The task
Copy out all lines in the data below containing the string "likes".

Data supplied
*****

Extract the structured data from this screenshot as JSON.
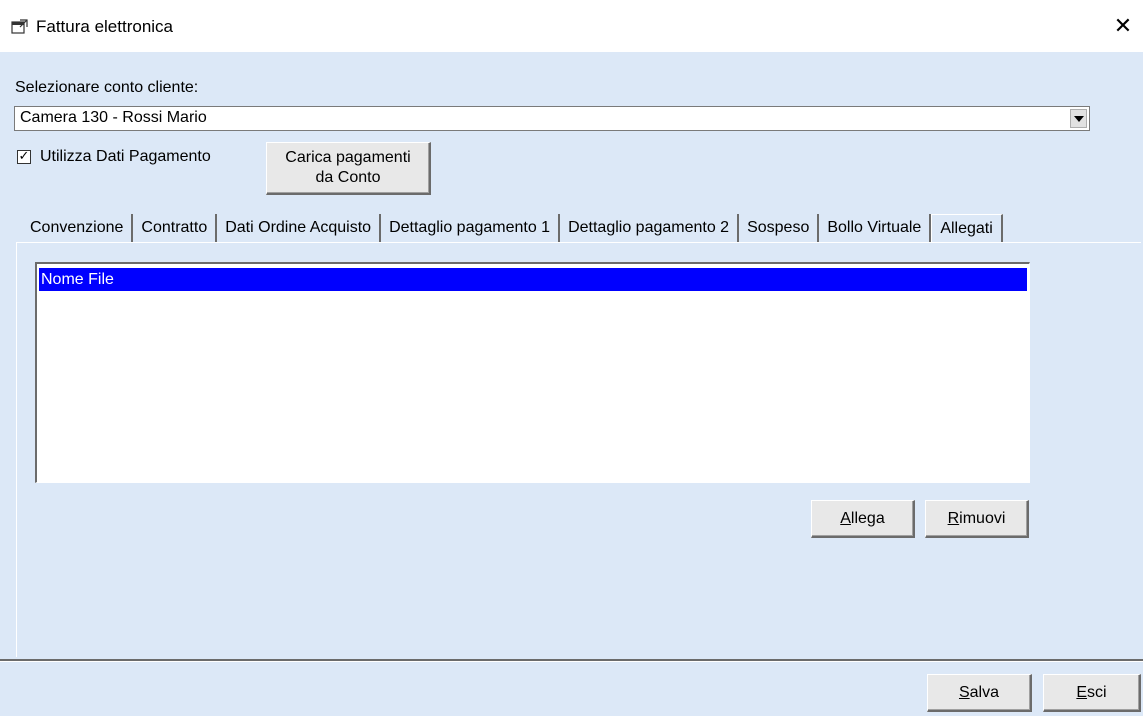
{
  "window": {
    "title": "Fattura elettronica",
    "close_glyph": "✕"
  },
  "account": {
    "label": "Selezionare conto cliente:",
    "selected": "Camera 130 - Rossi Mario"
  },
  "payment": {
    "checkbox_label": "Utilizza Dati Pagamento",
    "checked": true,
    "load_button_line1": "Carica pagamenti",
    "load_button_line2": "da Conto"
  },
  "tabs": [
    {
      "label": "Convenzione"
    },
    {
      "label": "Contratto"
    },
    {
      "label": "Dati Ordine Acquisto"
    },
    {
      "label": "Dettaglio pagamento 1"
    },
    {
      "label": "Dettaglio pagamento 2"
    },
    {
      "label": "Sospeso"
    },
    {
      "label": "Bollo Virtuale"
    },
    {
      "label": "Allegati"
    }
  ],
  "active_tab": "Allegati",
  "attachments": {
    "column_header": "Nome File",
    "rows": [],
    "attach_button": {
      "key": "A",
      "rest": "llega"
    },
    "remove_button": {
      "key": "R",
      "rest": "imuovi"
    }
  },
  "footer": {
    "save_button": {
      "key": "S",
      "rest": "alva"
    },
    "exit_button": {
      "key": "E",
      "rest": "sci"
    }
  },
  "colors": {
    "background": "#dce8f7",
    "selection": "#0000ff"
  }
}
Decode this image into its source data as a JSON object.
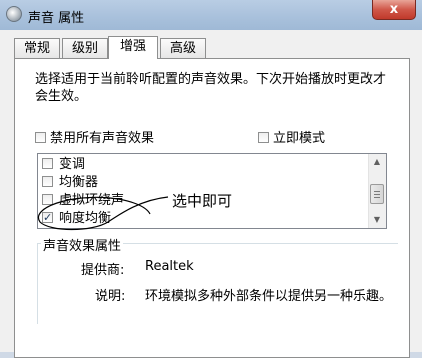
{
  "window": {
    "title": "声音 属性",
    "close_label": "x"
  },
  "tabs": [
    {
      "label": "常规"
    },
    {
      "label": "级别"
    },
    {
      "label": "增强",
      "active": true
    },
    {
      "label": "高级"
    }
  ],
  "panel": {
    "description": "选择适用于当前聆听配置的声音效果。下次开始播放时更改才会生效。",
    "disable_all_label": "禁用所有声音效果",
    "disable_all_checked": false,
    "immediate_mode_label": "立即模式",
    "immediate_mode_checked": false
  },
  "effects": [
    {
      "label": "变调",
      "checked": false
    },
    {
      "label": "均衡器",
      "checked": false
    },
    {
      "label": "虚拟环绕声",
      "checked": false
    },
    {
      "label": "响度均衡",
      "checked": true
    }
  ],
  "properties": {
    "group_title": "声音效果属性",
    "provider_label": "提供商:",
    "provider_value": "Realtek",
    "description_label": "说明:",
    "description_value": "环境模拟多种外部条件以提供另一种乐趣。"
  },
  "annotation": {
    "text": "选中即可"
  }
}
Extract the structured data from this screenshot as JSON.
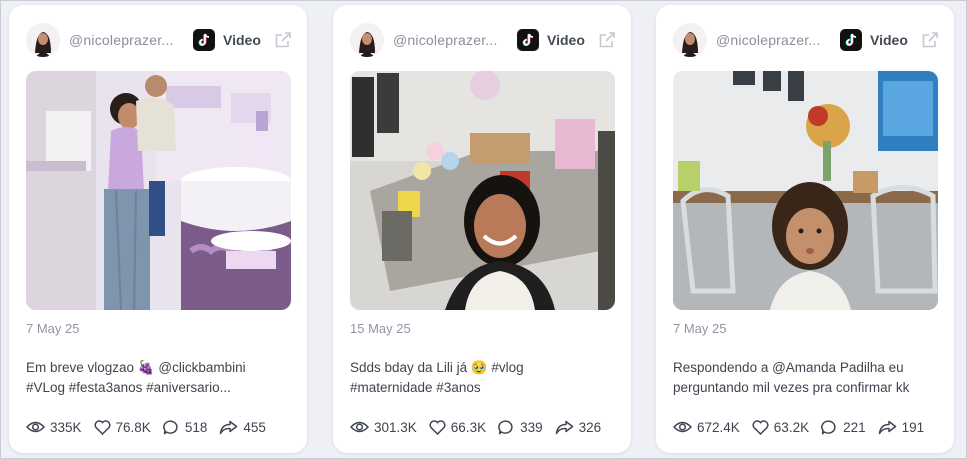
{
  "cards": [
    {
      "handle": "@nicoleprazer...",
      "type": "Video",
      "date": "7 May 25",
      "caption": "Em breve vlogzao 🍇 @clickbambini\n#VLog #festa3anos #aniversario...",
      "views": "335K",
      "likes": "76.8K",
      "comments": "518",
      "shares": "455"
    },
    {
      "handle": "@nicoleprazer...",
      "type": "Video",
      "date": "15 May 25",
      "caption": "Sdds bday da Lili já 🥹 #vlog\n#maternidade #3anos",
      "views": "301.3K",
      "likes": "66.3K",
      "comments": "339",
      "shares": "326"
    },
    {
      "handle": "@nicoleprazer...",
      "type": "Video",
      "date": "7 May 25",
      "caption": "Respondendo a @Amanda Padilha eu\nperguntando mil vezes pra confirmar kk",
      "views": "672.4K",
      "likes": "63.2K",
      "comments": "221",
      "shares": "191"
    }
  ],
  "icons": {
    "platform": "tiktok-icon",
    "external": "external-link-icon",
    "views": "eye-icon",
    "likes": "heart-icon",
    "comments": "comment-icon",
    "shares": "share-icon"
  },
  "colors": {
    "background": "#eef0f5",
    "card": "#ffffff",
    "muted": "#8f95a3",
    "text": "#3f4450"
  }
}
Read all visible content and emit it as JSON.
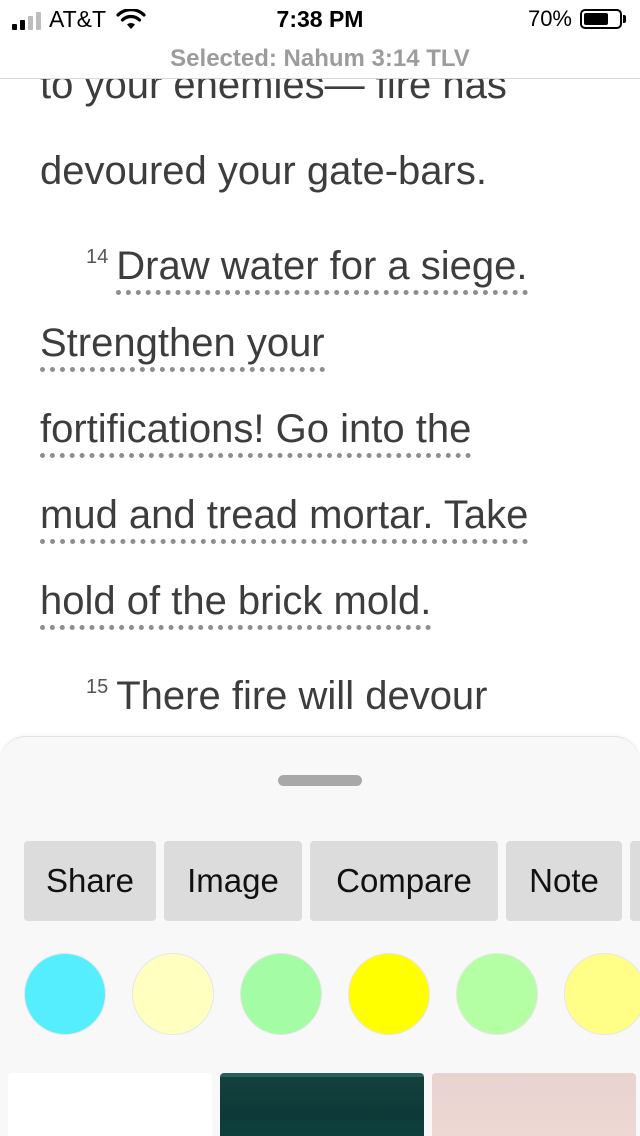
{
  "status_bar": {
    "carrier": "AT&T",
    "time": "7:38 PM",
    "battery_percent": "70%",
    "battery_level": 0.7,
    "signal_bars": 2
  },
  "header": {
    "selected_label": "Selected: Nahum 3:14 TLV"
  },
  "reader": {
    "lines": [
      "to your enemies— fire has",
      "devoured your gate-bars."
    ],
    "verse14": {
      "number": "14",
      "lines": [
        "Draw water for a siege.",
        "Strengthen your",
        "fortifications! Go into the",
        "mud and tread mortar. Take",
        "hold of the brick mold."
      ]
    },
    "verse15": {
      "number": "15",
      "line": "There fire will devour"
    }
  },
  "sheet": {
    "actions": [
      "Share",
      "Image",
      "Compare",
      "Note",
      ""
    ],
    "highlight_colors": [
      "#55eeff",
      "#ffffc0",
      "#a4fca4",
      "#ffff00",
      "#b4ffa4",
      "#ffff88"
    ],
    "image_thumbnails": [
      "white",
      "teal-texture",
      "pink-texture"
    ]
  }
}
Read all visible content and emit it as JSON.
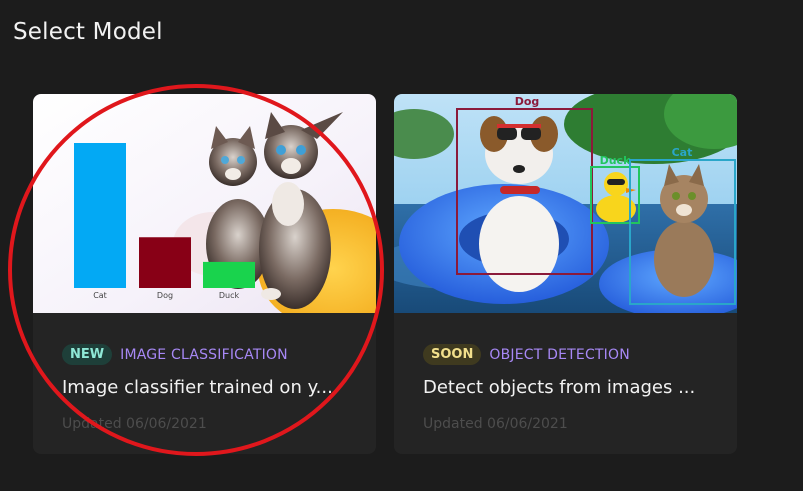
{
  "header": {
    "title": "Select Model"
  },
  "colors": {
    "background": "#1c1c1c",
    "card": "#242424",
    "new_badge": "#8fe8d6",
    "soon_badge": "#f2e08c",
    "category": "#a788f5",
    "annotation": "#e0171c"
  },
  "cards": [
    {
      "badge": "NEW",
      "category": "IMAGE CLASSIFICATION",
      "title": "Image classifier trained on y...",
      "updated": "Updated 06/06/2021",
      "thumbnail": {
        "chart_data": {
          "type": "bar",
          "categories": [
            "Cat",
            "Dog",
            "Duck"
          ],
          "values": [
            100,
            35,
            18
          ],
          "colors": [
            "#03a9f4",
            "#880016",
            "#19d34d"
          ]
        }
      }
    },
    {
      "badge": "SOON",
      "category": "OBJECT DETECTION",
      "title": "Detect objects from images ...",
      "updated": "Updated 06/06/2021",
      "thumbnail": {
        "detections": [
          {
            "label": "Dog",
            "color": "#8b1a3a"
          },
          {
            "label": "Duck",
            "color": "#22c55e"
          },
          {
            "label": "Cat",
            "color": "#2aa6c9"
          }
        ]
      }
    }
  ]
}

*****

The output
      "likes": "76.8K",
      "likes": "66.3K",
      "likes": "63.2K",
    "likes": "heart-icon",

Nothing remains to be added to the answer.